- _Task to carry out_
Please retype the portion of the Mamba3 code sample starting with "This sample keeps" and going on through "stream drifts immediately.".

- _Excerpt_
--

"""Near-copy MegaCpp POC example: author-pure Mamba3 spec seam.

This sample keeps the important contract from the real integration visible:
when the Megatron-side Mamba layer uses an identity norm surface, the author
Mamba3 path still needs an explicit RMSNorm before projection or the residual
stream drifts immediately.
"""

from __future__ import annotations

from dataclasses import dataclass


@dataclass
class AuthorMamba3Seam:
    uses_identity_norm: bool
    explicit_pre_norm: bool
    tensor_parallel_supported: bool
    context_parallel_supported: bool
    packed_sequences_supported: bool
    inference_supported: bool
    notes: str


def author_mamba3_training_path() -> AuthorMamba3Seam:
    return AuthorMamba3Seam(
        uses_identity_norm=True,
        explicit_pre_norm=True,
        tensor_parallel_supported=False,
        context_parallel_supported=False,
        packed_sequences_supported=False,
        inference_supported=False,
        notes="RMSNorm is applied explicitly before in_proj to compensate for the missing fused norm",
    )


def author_mamba3_without_pre_norm() -> AuthorMamba3Seam:
    return AuthorMamba3Seam(
        uses_identity_norm=True,
        explicit_pre_norm=False,
        tensor_parallel_supported=False,
        context_parallel_supported=False,
        packed_sequences_supported=False,
        inference_supported=False,
        notes="residual magnitudes can grow unbounded through the stack",
    )


def compare_author_mamba3_paths() -> dict[str, AuthorMamba3Seam]:
    return {
        "with_explicit_pre_norm": author_mamba3_training_path(),
        "without_explicit_pre_norm": author_mamba3_without_pre_norm(),
    }

--

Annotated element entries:
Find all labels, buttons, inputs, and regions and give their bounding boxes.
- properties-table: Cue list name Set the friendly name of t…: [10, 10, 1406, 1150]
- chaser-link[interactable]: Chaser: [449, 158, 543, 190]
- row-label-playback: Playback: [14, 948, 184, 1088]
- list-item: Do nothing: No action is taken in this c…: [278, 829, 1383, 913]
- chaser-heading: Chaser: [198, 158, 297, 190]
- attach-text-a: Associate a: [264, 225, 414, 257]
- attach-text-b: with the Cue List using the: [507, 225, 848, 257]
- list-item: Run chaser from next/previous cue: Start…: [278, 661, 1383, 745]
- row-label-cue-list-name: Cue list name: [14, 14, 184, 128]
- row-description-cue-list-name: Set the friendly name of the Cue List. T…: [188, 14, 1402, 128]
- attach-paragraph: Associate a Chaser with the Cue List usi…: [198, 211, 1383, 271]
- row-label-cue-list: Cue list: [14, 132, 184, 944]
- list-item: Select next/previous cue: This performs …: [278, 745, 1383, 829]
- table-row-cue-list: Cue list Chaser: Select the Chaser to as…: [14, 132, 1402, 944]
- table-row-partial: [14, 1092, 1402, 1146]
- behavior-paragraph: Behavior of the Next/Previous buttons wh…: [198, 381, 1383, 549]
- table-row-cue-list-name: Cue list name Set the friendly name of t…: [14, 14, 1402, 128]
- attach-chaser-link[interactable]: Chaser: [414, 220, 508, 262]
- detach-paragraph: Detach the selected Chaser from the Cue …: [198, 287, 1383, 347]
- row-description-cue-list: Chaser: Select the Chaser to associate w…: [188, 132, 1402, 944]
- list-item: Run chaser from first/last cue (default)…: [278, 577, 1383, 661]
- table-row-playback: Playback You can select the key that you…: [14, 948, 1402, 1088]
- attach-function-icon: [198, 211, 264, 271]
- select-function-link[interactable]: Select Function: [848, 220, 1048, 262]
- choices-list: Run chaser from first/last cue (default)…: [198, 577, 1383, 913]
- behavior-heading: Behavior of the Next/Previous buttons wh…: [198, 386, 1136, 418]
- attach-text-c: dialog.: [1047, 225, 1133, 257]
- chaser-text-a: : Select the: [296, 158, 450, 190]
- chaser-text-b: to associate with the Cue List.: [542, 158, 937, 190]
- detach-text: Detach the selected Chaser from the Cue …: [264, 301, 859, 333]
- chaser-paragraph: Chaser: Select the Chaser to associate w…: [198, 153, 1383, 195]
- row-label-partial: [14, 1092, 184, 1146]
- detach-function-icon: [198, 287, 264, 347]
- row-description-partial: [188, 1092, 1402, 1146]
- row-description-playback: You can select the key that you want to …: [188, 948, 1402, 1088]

--

- _Complete response_
This sample keeps the important contract from the real integration visible:
when the Megatron-side Mamba layer uses an identity norm surface, the author
Mamba3 path still needs an explicit RMSNorm before projection or the residual
stream drifts immediately.